** BEGIN **
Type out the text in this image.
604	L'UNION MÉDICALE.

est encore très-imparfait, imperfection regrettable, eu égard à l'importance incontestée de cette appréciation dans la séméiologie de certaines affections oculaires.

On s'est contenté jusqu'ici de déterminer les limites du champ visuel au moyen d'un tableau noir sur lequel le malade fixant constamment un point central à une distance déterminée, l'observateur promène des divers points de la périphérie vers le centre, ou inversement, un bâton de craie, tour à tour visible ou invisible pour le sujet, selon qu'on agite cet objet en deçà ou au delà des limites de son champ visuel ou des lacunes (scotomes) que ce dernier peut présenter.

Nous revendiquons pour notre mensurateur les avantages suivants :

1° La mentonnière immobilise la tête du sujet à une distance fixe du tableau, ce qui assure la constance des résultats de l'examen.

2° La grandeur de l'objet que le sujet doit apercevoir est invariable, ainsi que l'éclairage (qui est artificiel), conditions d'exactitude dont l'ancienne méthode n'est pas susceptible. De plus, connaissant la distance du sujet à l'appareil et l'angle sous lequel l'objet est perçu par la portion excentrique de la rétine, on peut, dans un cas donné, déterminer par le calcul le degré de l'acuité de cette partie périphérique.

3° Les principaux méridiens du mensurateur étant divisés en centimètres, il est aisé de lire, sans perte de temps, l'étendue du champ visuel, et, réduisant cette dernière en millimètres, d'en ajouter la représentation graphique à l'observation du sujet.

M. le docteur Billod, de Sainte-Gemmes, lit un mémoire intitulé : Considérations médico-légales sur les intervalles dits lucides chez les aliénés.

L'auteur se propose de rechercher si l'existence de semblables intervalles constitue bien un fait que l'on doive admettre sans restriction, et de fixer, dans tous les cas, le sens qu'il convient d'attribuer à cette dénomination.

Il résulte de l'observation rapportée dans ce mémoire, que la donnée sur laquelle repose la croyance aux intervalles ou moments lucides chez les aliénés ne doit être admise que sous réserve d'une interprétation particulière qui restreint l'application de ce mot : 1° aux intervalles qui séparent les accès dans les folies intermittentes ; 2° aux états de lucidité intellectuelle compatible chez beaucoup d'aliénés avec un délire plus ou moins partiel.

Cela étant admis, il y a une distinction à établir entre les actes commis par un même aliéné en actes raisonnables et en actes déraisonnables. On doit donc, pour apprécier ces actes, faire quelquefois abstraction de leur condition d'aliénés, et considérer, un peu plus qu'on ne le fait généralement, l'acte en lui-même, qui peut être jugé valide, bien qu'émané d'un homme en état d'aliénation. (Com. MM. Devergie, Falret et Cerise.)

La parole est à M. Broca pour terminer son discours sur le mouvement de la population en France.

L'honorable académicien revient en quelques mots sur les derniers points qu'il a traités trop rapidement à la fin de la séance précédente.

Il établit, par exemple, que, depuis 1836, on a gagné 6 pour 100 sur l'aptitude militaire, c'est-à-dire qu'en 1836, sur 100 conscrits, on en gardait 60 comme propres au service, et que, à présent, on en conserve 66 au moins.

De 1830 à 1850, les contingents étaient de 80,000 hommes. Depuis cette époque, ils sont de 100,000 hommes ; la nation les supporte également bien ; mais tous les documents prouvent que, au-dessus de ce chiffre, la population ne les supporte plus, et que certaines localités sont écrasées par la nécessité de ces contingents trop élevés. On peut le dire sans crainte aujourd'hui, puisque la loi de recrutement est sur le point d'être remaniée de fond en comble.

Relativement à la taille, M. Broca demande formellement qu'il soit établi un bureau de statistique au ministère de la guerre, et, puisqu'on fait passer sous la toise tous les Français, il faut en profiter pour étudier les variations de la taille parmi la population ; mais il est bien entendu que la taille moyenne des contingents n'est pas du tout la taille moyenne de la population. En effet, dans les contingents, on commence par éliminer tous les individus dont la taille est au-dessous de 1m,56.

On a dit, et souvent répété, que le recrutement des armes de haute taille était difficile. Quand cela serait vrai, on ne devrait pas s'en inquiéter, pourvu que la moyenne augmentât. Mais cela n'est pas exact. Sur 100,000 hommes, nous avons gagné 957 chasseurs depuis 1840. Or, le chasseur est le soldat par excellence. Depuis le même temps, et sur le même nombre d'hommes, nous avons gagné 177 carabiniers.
** END **
** BEGIN **
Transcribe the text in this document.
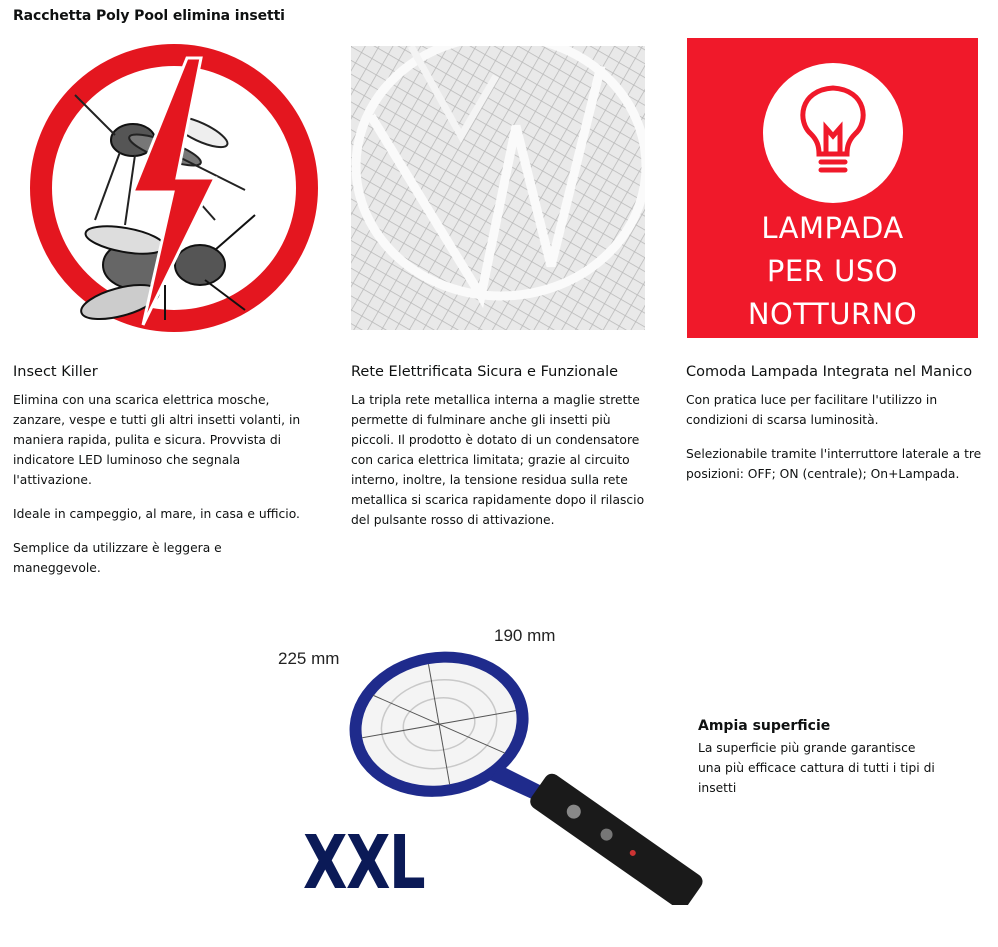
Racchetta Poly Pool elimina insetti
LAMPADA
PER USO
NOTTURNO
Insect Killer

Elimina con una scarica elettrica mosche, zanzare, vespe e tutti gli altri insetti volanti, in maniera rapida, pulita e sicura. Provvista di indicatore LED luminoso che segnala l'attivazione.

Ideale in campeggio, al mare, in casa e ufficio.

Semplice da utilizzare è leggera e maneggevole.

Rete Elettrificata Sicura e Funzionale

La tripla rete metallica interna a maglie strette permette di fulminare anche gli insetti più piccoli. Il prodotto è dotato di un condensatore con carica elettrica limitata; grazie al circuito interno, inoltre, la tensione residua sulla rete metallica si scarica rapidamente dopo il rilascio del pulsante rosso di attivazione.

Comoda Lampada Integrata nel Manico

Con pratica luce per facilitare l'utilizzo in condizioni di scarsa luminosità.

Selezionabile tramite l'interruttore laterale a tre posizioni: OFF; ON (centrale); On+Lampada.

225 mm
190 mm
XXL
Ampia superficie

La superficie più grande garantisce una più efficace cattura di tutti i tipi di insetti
** END **
In the entries above, find every line with the word "champ" and list it.

§ Response to this exercise
On s'est contenté jusqu'ici de déterminer les limites du champ visuel au moyen d'un tableau noir sur lequel le malade fixant constamment un point central à une distance déterminée, l'observateur promène des divers points de la périphérie vers le centre, ou inversement, un bâton de craie, tour à tour visible ou invisible pour le sujet, selon qu'on agite cet objet en deçà ou au delà des limites de son champ visuel ou des lacunes (scotomes) que ce dernier peut présenter.
3° Les principaux méridiens du mensurateur étant divisés en centimètres, il est aisé de lire, sans perte de temps, l'étendue du champ visuel, et, réduisant cette dernière en millimètres, d'en ajouter la représentation graphique à l'observation du sujet.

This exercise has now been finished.